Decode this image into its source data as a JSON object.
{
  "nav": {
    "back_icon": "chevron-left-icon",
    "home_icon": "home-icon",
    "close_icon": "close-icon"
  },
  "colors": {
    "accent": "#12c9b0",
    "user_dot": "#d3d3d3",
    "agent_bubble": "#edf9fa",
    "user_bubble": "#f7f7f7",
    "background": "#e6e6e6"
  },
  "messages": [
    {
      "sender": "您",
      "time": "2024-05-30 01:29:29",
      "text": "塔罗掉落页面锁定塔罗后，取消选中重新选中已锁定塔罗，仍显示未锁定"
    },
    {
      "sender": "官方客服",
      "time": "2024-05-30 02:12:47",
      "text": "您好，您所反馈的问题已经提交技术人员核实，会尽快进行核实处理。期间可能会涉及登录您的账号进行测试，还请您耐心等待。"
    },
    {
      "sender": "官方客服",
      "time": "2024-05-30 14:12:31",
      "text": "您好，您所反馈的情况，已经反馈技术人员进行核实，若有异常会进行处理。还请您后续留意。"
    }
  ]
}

• [Task directions]
Write the listing out again, exactly as it reads.

• [Response to the task]
Decode this image into its source data as a JSON object.
{
  "nav": {
    "back_icon": "chevron-left-icon",
    "home_icon": "home-icon",
    "close_icon": "close-icon"
  },
  "colors": {
    "accent": "#12c9b0",
    "user_dot": "#d3d3d3",
    "agent_bubble": "#edf9fa",
    "user_bubble": "#f7f7f7",
    "background": "#e6e6e6"
  },
  "messages": [
    {
      "sender": "您",
      "time": "2024-05-30 01:29:29",
      "text": "塔罗掉落页面锁定塔罗后，取消选中重新选中已锁定塔罗，仍显示未锁定"
    },
    {
      "sender": "官方客服",
      "time": "2024-05-30 02:12:47",
      "text": "您好，您所反馈的问题已经提交技术人员核实，会尽快进行核实处理。期间可能会涉及登录您的账号进行测试，还请您耐心等待。"
    },
    {
      "sender": "官方客服",
      "time": "2024-05-30 14:12:31",
      "text": "您好，您所反馈的情况，已经反馈技术人员进行核实，若有异常会进行处理。还请您后续留意。"
    }
  ]
}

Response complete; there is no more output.